Lines of data:
-- begin --
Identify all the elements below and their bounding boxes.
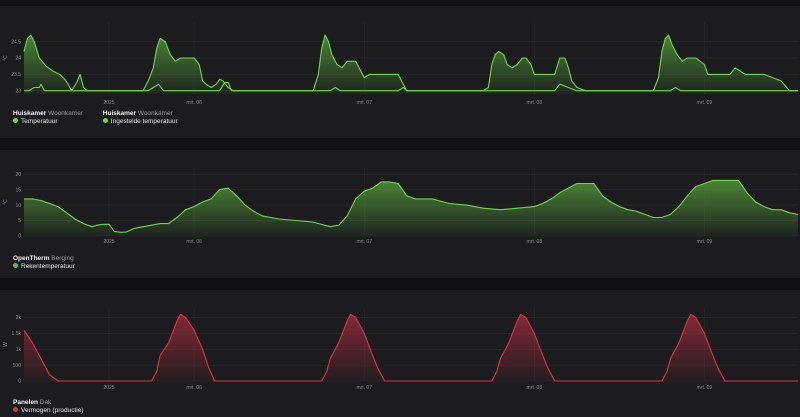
y-axis-unit: °C	[3, 55, 9, 61]
x-tick-label: mrt. 06	[186, 385, 202, 391]
temperature-chart-legend: Huiskamer Woonkamer Temperatuur Huiskame…	[13, 110, 196, 126]
legend-item-temperatuur[interactable]: Huiskamer Woonkamer Temperatuur	[13, 110, 83, 126]
x-tick-label: 2025	[103, 239, 114, 245]
series-area	[24, 35, 798, 94]
legend-item-rekentemperatuur[interactable]: OpenTherm Berging Rekentemperatuur	[13, 255, 75, 271]
y-tick-label: 20	[15, 172, 21, 178]
x-tick-label: mrt. 06	[186, 100, 202, 106]
legend-dot	[13, 406, 18, 412]
y-tick-label: 23.5	[11, 72, 21, 78]
x-tick-label: mrt. 09	[697, 385, 713, 391]
legend-dot	[102, 117, 108, 123]
x-tick-label: 2025	[103, 100, 114, 106]
x-tick-label: mrt. 07	[356, 385, 372, 391]
y-tick-label: 23	[15, 88, 21, 94]
y-axis-unit: °C	[3, 199, 9, 205]
y-tick-label: 1k	[16, 347, 22, 353]
y-tick-label: 1.5k	[12, 331, 22, 337]
legend-series-name: Ingestelde temperatuur	[110, 118, 178, 125]
series-line	[24, 179, 799, 233]
rekentemperatuur-chart-card: 0 5 10 15 20 2025 mrt. 06 mrt. 07 mrt. 08 mrt. 09…	[0, 150, 800, 278]
legend-series-name: Rekentemperatuur	[21, 263, 75, 270]
y-tick-label: 0	[18, 379, 21, 385]
y-tick-label: 0	[18, 234, 21, 240]
x-tick-label: mrt. 07	[356, 239, 372, 245]
legend-item-ingestelde-temperatuur[interactable]: Huiskamer Woonkamer Ingestelde temperatu…	[102, 110, 178, 126]
rekentemperatuur-chart[interactable]: 0 5 10 15 20 2025 mrt. 06 mrt. 07 mrt. 08 mrt. 09…	[0, 150, 800, 278]
y-tick-label: 500	[13, 363, 22, 369]
series-area	[24, 314, 798, 381]
legend-entity-name: OpenTherm	[13, 255, 50, 262]
y-tick-label: 10	[15, 203, 21, 209]
x-tick-label: mrt. 06	[186, 239, 202, 245]
x-tick-label: mrt. 08	[527, 385, 543, 391]
x-tick-label: mrt. 08	[527, 100, 543, 106]
legend-entity-area: Berging	[51, 255, 74, 262]
vermogen-chart-legend: Panelen Dak Vermogen (productie)	[13, 399, 102, 415]
legend-dot	[13, 262, 18, 268]
legend-series-name: Temperatuur	[21, 118, 58, 125]
y-tick-label: 24.5	[11, 39, 21, 45]
legend-dot	[13, 117, 18, 123]
series-line	[24, 81, 798, 92]
rekentemperatuur-chart-legend: OpenTherm Berging Rekentemperatuur	[13, 255, 93, 271]
legend-entity-name: Huiskamer	[102, 110, 137, 117]
x-tick-label: 2025	[103, 385, 114, 391]
legend-item-vermogen[interactable]: Panelen Dak Vermogen (productie)	[13, 399, 84, 415]
vermogen-chart[interactable]: 0 500 1k 1.5k 2k 2025 mrt. 06 mrt. 07 mrt. 08 mrt…	[0, 290, 800, 417]
legend-entity-area: Woonkamer	[137, 110, 173, 117]
y-tick-label: 15	[15, 187, 21, 193]
vermogen-chart-card: 0 500 1k 1.5k 2k 2025 mrt. 06 mrt. 07 mrt. 08 mrt…	[0, 290, 800, 417]
temperature-chart[interactable]: 23 23.5 24 24.5 2025 mrt. 06 mrt. 07 mrt. 08 mrt…	[0, 6, 800, 138]
legend-entity-name: Panelen	[13, 399, 38, 406]
y-tick-label: 2k	[16, 315, 22, 321]
temperature-chart-card: 23 23.5 24 24.5 2025 mrt. 06 mrt. 07 mrt. 08 mrt…	[0, 6, 800, 138]
x-tick-label: mrt. 09	[697, 239, 713, 245]
legend-entity-area: Woonkamer	[48, 110, 83, 117]
legend-entity-area: Dak	[39, 399, 52, 406]
y-tick-label: 5	[18, 218, 21, 224]
y-axis-unit: W	[3, 342, 9, 347]
x-tick-label: mrt. 07	[356, 100, 372, 106]
y-tick-label: 24	[15, 56, 21, 62]
x-tick-label: mrt. 08	[527, 239, 543, 245]
legend-series-name: Vermogen (productie)	[21, 407, 84, 414]
x-tick-label: mrt. 09	[697, 100, 713, 106]
series-area	[24, 180, 798, 236]
legend-entity-name: Huiskamer	[13, 110, 47, 117]
series-line	[23, 313, 798, 382]
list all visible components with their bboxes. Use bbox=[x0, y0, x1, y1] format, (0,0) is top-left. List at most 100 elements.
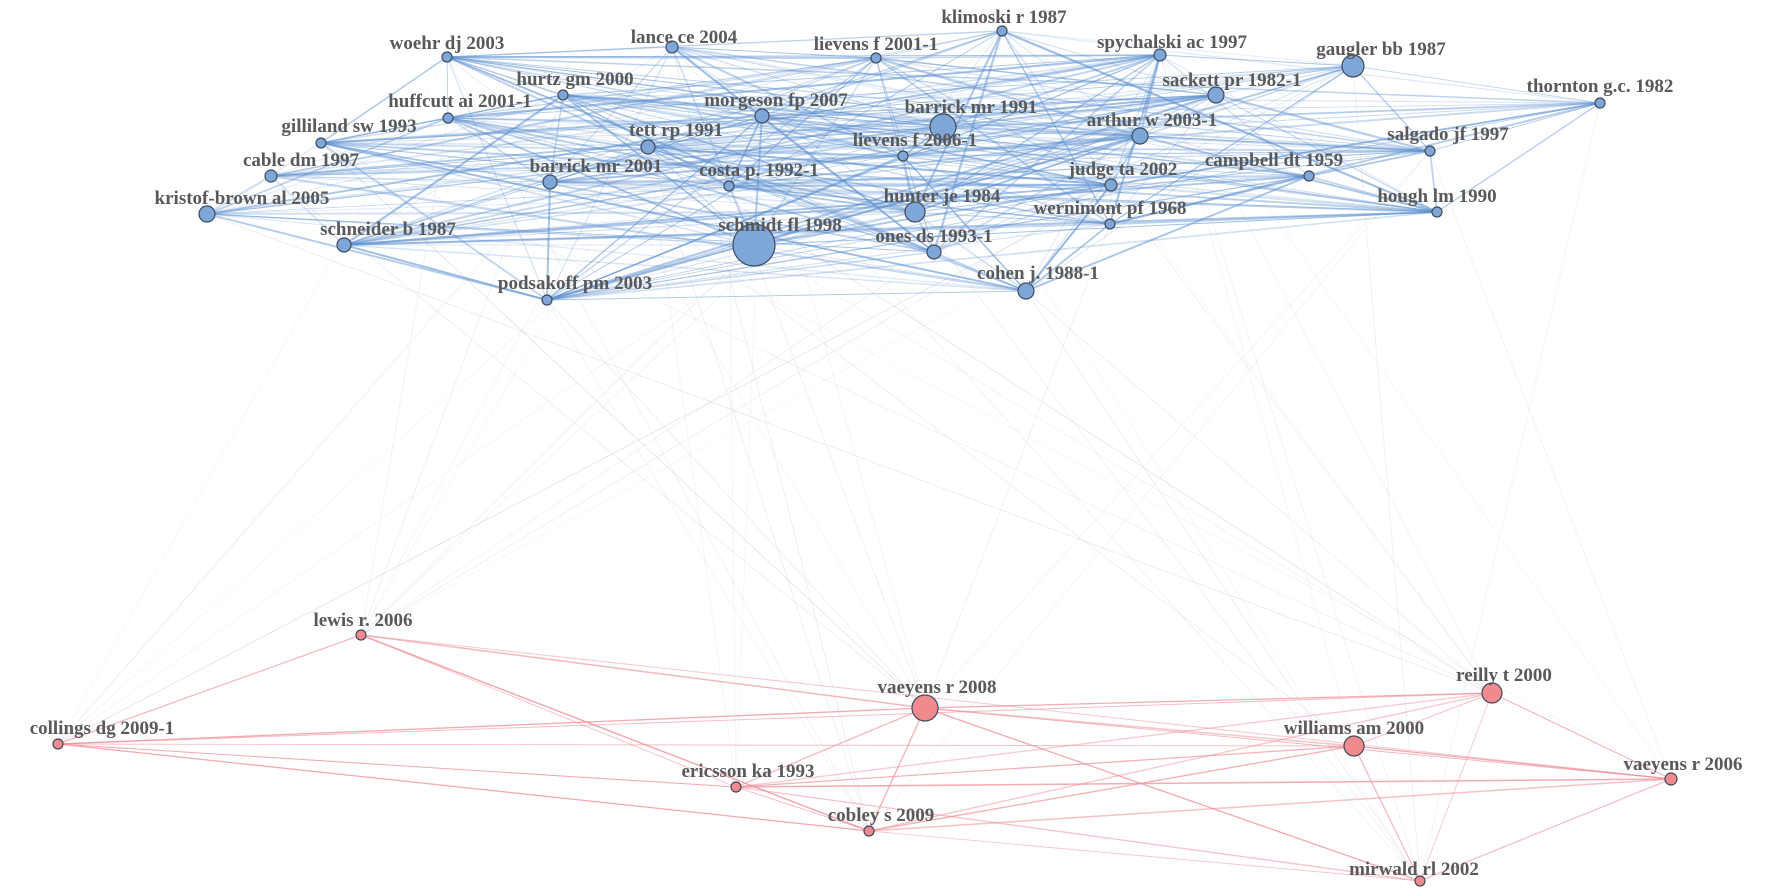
edge bbox=[360, 146, 649, 636]
edge bbox=[914, 30, 1003, 213]
edge bbox=[671, 46, 870, 832]
node-label: klimoski r 1987 bbox=[941, 7, 1067, 28]
edge bbox=[57, 65, 1354, 745]
edge bbox=[446, 56, 730, 187]
edge bbox=[671, 46, 904, 157]
node-label: thornton g.c. 1982 bbox=[1527, 76, 1674, 97]
edge bbox=[1159, 54, 1493, 694]
edge bbox=[270, 117, 449, 177]
edge bbox=[753, 57, 877, 246]
edge bbox=[320, 126, 944, 144]
node-label: schmidt fl 1998 bbox=[718, 215, 842, 236]
edge bbox=[320, 142, 755, 246]
edge bbox=[761, 115, 926, 709]
edge bbox=[942, 54, 1161, 128]
edge bbox=[1110, 183, 1438, 214]
edge bbox=[728, 115, 763, 187]
edge bbox=[942, 125, 1431, 153]
edge bbox=[446, 56, 935, 253]
network-node bbox=[926, 244, 942, 260]
edge bbox=[1352, 65, 1421, 882]
edge bbox=[446, 56, 548, 301]
edge bbox=[546, 290, 1027, 301]
edge bbox=[1025, 290, 1493, 694]
edge bbox=[549, 46, 673, 183]
edge bbox=[1215, 94, 1438, 213]
node-label: costa p. 1992-1 bbox=[699, 160, 819, 181]
node-label: hunter je 1984 bbox=[884, 186, 1001, 207]
edge bbox=[1001, 30, 1493, 694]
edge bbox=[902, 155, 1310, 177]
edge bbox=[914, 211, 1421, 882]
node-label: mirwald rl 2002 bbox=[1349, 859, 1479, 880]
edge bbox=[1353, 745, 1672, 780]
edge bbox=[671, 46, 1027, 292]
edge bbox=[868, 150, 1431, 832]
edge bbox=[57, 56, 448, 745]
edge bbox=[57, 181, 551, 745]
network-node bbox=[1343, 735, 1365, 757]
edge bbox=[360, 223, 1111, 636]
edge bbox=[753, 244, 1027, 292]
edge bbox=[924, 223, 1111, 709]
edge bbox=[1352, 65, 1431, 152]
edge bbox=[206, 57, 877, 215]
edge bbox=[735, 786, 870, 832]
edge bbox=[753, 102, 1601, 246]
edge bbox=[933, 54, 1161, 253]
edge bbox=[735, 778, 1672, 788]
network-node bbox=[557, 89, 569, 101]
edge bbox=[343, 222, 1111, 247]
edge bbox=[1139, 65, 1354, 137]
node-label: lievens f 2006-1 bbox=[853, 130, 978, 151]
edge bbox=[562, 94, 944, 128]
edge bbox=[446, 56, 1355, 747]
edge bbox=[671, 46, 935, 253]
edge bbox=[546, 184, 1112, 301]
edge bbox=[549, 94, 564, 183]
node-label: williams am 2000 bbox=[1284, 718, 1424, 739]
edge bbox=[1001, 30, 1141, 137]
network-node bbox=[1017, 282, 1035, 300]
edge bbox=[1491, 692, 1672, 780]
edge bbox=[57, 65, 1354, 745]
network-node bbox=[904, 201, 926, 223]
edge bbox=[320, 117, 449, 144]
node-label: cohen j. 1988-1 bbox=[977, 263, 1099, 284]
edge bbox=[546, 223, 1111, 301]
edge bbox=[1001, 30, 1354, 67]
edge bbox=[546, 135, 1141, 301]
edge bbox=[924, 707, 1355, 747]
edge bbox=[446, 56, 564, 96]
edge bbox=[57, 743, 870, 832]
edge bbox=[270, 175, 1111, 225]
edge bbox=[735, 707, 926, 788]
network-node bbox=[441, 51, 453, 63]
nodes bbox=[52, 25, 1678, 887]
network-node bbox=[929, 113, 957, 141]
edge bbox=[57, 692, 1493, 745]
edge bbox=[1001, 30, 1438, 213]
edge bbox=[549, 115, 763, 183]
edge bbox=[942, 126, 1421, 882]
edge bbox=[446, 30, 1003, 58]
edge bbox=[728, 185, 916, 213]
edge bbox=[1001, 30, 1111, 225]
node-label: ones ds 1993-1 bbox=[875, 226, 992, 247]
node-label: vaeyens r 2006 bbox=[1624, 754, 1743, 775]
node-label: wernimont pf 1968 bbox=[1033, 198, 1186, 219]
edge bbox=[446, 46, 673, 58]
edge bbox=[902, 135, 1141, 157]
edge bbox=[902, 155, 1112, 186]
edge bbox=[546, 94, 1217, 301]
network-node bbox=[1341, 54, 1365, 78]
edge bbox=[270, 155, 904, 177]
node-label: arthur w 2003-1 bbox=[1087, 110, 1218, 131]
edge bbox=[1353, 692, 1493, 747]
edge bbox=[942, 94, 1217, 128]
edge bbox=[902, 102, 1601, 157]
edge bbox=[728, 94, 1217, 187]
edge bbox=[446, 56, 1431, 152]
network-node bbox=[1131, 127, 1149, 145]
edge bbox=[343, 211, 1438, 246]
-- end --
(Brief) Report how many lines of the material contain the string "OpenTherm", counting only matches with the same capitalization. Give the number alone.

(Exercise result) 3